AIM OF THE EXERCISE: Without the images, write out the whole listing exactly.

Dataset excerpt:

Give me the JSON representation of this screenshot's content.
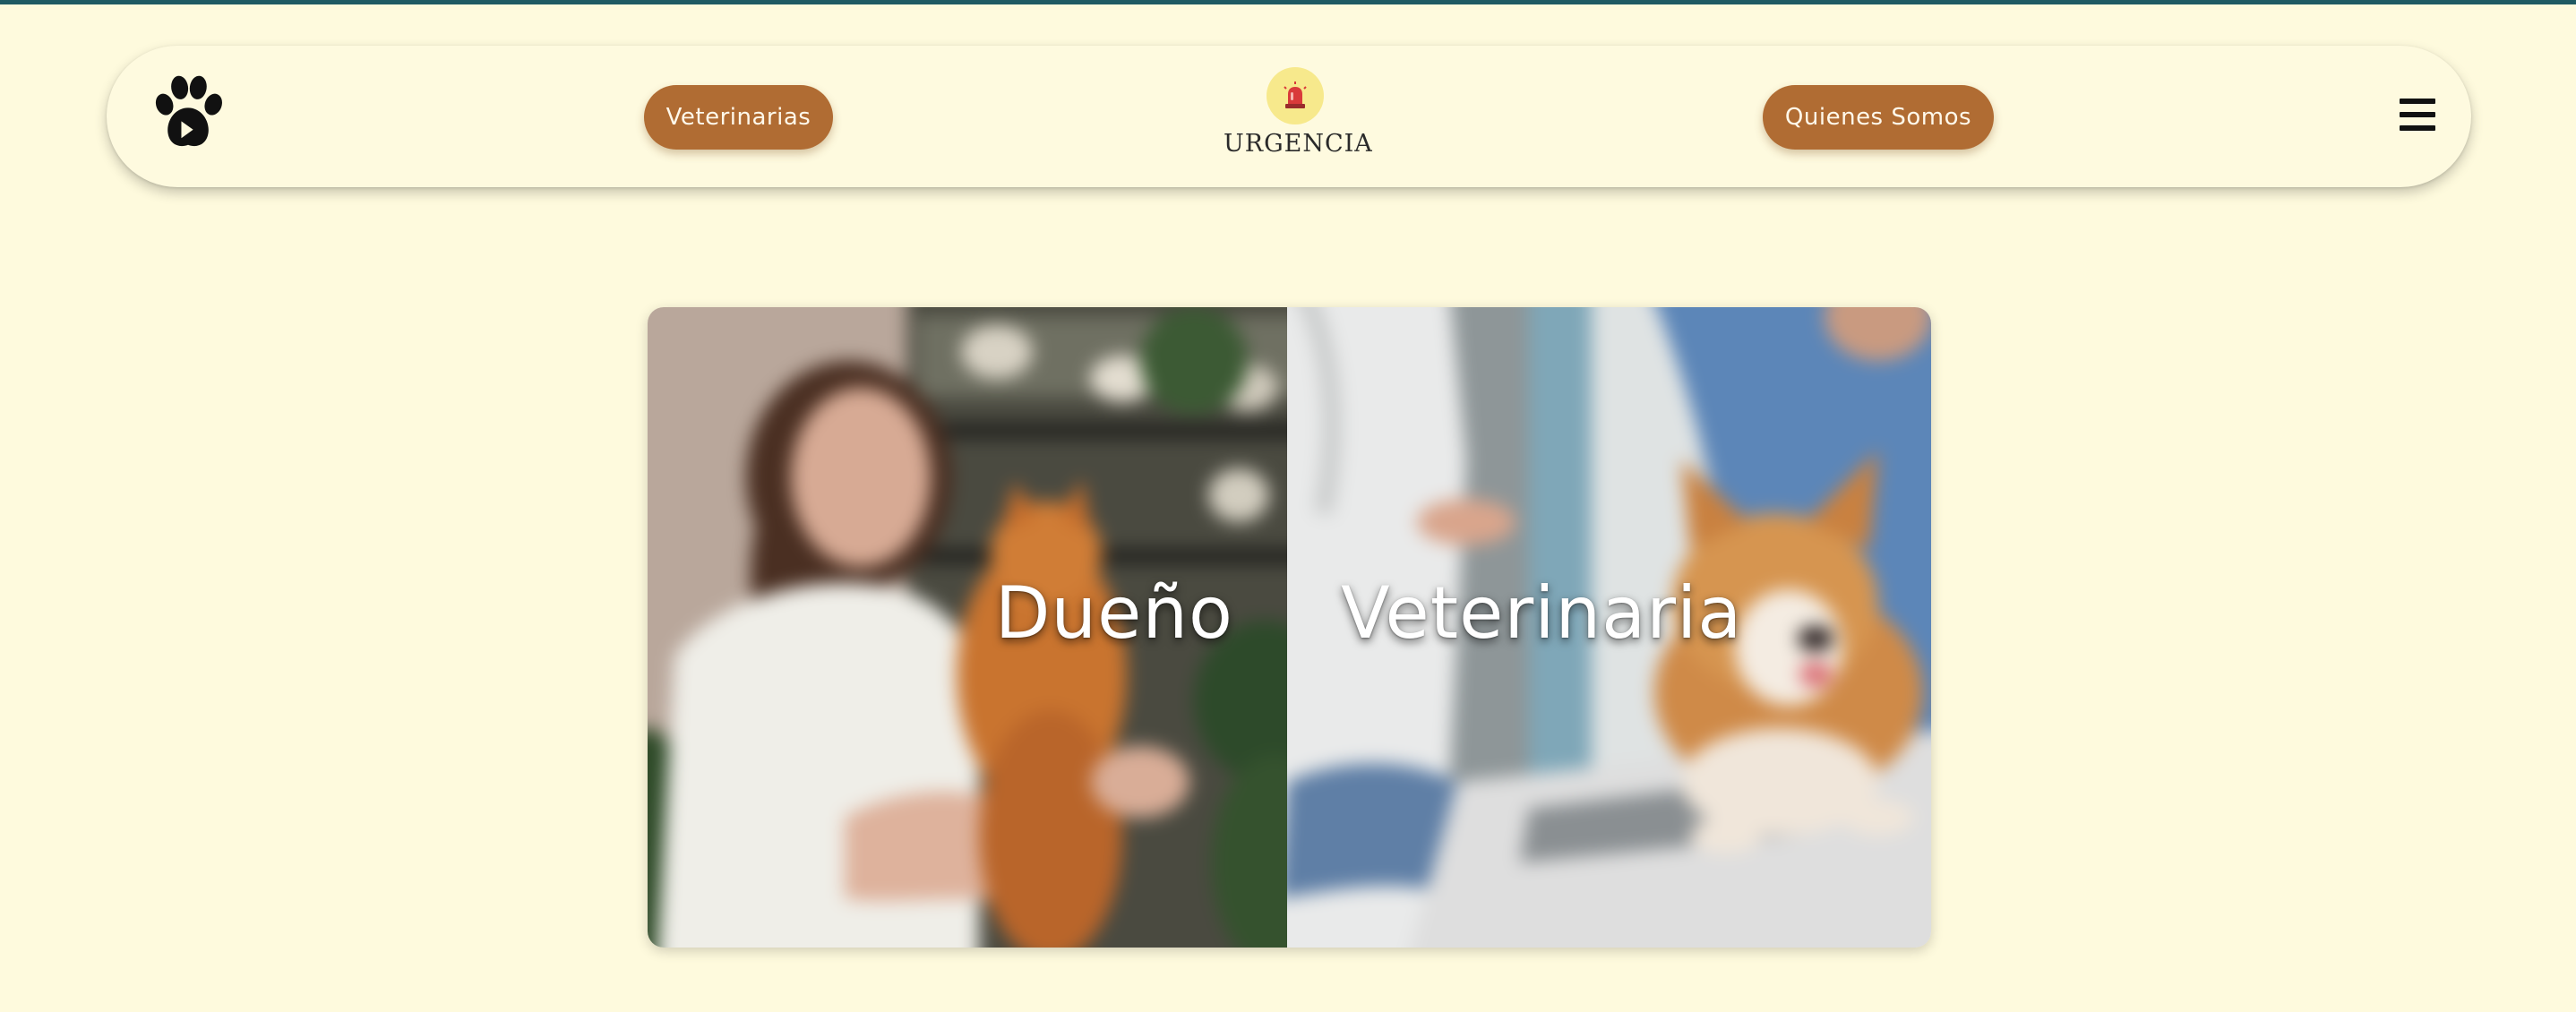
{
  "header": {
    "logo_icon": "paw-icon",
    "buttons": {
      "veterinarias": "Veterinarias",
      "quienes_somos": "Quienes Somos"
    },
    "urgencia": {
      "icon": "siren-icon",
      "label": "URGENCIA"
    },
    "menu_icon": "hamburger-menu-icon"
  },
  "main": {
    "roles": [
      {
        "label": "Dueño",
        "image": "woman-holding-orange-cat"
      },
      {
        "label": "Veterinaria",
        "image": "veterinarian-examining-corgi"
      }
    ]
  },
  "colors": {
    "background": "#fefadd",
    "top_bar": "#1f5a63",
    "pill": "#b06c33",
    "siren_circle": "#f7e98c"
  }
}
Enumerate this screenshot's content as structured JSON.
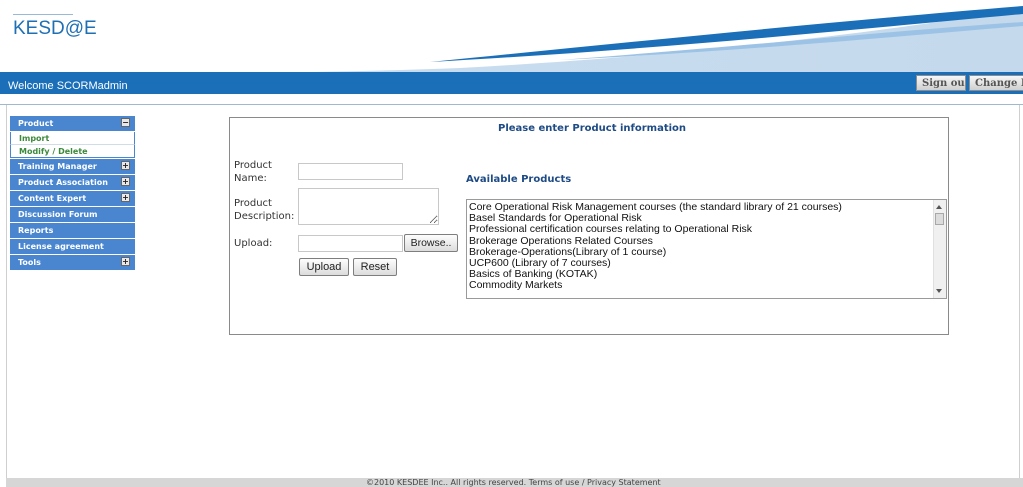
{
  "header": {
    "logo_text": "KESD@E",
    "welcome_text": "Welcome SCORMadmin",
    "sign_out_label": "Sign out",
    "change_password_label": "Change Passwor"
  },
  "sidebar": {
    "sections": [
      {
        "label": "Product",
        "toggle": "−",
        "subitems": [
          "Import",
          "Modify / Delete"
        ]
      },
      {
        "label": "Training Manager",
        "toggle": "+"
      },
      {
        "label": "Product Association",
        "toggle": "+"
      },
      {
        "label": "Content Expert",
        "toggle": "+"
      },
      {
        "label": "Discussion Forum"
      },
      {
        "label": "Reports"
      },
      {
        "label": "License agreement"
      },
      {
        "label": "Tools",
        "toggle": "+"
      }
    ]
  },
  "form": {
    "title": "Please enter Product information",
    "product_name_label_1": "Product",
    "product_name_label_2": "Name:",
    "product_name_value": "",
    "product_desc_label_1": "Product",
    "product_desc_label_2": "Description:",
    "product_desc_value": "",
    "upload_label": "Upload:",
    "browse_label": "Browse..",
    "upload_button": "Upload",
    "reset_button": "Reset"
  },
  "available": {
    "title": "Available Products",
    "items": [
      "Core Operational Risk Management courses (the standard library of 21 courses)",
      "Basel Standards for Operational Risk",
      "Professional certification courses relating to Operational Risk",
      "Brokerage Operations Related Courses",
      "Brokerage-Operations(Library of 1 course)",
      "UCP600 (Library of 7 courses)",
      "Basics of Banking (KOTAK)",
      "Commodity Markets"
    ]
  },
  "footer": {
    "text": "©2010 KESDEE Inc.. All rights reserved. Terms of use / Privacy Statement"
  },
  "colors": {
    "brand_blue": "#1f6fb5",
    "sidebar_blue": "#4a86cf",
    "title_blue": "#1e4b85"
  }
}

REPLY:
Give me the JSON representation of this screenshot's content.
{
  "header": {
    "logo_icon": "paw-icon",
    "buttons": {
      "veterinarias": "Veterinarias",
      "quienes_somos": "Quienes Somos"
    },
    "urgencia": {
      "icon": "siren-icon",
      "label": "URGENCIA"
    },
    "menu_icon": "hamburger-menu-icon"
  },
  "main": {
    "roles": [
      {
        "label": "Dueño",
        "image": "woman-holding-orange-cat"
      },
      {
        "label": "Veterinaria",
        "image": "veterinarian-examining-corgi"
      }
    ]
  },
  "colors": {
    "background": "#fefadd",
    "top_bar": "#1f5a63",
    "pill": "#b06c33",
    "siren_circle": "#f7e98c"
  }
}
Enumerate this screenshot's content as structured JSON.
{
  "header": {
    "logo_text": "KESD@E",
    "welcome_text": "Welcome SCORMadmin",
    "sign_out_label": "Sign out",
    "change_password_label": "Change Passwor"
  },
  "sidebar": {
    "sections": [
      {
        "label": "Product",
        "toggle": "−",
        "subitems": [
          "Import",
          "Modify / Delete"
        ]
      },
      {
        "label": "Training Manager",
        "toggle": "+"
      },
      {
        "label": "Product Association",
        "toggle": "+"
      },
      {
        "label": "Content Expert",
        "toggle": "+"
      },
      {
        "label": "Discussion Forum"
      },
      {
        "label": "Reports"
      },
      {
        "label": "License agreement"
      },
      {
        "label": "Tools",
        "toggle": "+"
      }
    ]
  },
  "form": {
    "title": "Please enter Product information",
    "product_name_label_1": "Product",
    "product_name_label_2": "Name:",
    "product_name_value": "",
    "product_desc_label_1": "Product",
    "product_desc_label_2": "Description:",
    "product_desc_value": "",
    "upload_label": "Upload:",
    "browse_label": "Browse..",
    "upload_button": "Upload",
    "reset_button": "Reset"
  },
  "available": {
    "title": "Available Products",
    "items": [
      "Core Operational Risk Management courses (the standard library of 21 courses)",
      "Basel Standards for Operational Risk",
      "Professional certification courses relating to Operational Risk",
      "Brokerage Operations Related Courses",
      "Brokerage-Operations(Library of 1 course)",
      "UCP600 (Library of 7 courses)",
      "Basics of Banking (KOTAK)",
      "Commodity Markets"
    ]
  },
  "footer": {
    "text": "©2010 KESDEE Inc.. All rights reserved. Terms of use / Privacy Statement"
  },
  "colors": {
    "brand_blue": "#1f6fb5",
    "sidebar_blue": "#4a86cf",
    "title_blue": "#1e4b85"
  }
}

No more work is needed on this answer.